* **Problem**:
Gather all lines from the material that contain "外国語口コミ数".

* **Records**:
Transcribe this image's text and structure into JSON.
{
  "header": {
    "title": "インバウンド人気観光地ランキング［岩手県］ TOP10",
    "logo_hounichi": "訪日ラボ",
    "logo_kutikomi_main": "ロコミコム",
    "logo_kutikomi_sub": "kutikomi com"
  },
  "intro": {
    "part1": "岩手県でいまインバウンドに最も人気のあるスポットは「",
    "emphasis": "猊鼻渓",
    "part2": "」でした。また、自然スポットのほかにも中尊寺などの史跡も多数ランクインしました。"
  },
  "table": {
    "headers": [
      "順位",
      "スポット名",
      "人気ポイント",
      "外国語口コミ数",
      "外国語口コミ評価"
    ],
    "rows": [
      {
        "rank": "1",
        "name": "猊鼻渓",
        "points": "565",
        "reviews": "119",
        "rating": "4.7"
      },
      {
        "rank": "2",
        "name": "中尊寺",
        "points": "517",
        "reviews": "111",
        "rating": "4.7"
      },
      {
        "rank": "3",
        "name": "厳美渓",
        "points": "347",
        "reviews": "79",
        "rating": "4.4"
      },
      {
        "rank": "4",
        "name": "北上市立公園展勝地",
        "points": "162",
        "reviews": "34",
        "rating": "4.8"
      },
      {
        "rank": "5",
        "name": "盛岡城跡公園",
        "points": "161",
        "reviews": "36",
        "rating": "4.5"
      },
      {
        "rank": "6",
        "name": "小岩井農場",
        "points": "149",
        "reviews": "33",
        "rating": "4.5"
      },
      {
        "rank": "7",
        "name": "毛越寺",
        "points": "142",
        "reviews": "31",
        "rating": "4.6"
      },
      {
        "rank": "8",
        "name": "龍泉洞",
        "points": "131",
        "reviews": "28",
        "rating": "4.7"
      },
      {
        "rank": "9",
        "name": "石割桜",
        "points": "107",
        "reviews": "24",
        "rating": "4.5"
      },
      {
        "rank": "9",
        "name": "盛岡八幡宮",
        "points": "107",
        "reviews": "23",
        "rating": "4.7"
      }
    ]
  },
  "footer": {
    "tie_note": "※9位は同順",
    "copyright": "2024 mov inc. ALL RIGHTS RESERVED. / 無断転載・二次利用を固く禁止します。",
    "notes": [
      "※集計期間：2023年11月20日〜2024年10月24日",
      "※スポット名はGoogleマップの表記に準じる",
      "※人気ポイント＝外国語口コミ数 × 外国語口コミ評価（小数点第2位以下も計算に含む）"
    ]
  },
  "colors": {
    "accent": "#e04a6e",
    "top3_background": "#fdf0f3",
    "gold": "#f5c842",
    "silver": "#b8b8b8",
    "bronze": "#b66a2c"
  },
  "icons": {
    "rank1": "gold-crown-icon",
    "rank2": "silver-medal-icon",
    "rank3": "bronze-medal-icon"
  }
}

* **The completed task**:
      "外国語口コミ数",
      "※人気ポイント＝外国語口コミ数 × 外国語口コミ評価（小数点第2位以下も計算に含む）"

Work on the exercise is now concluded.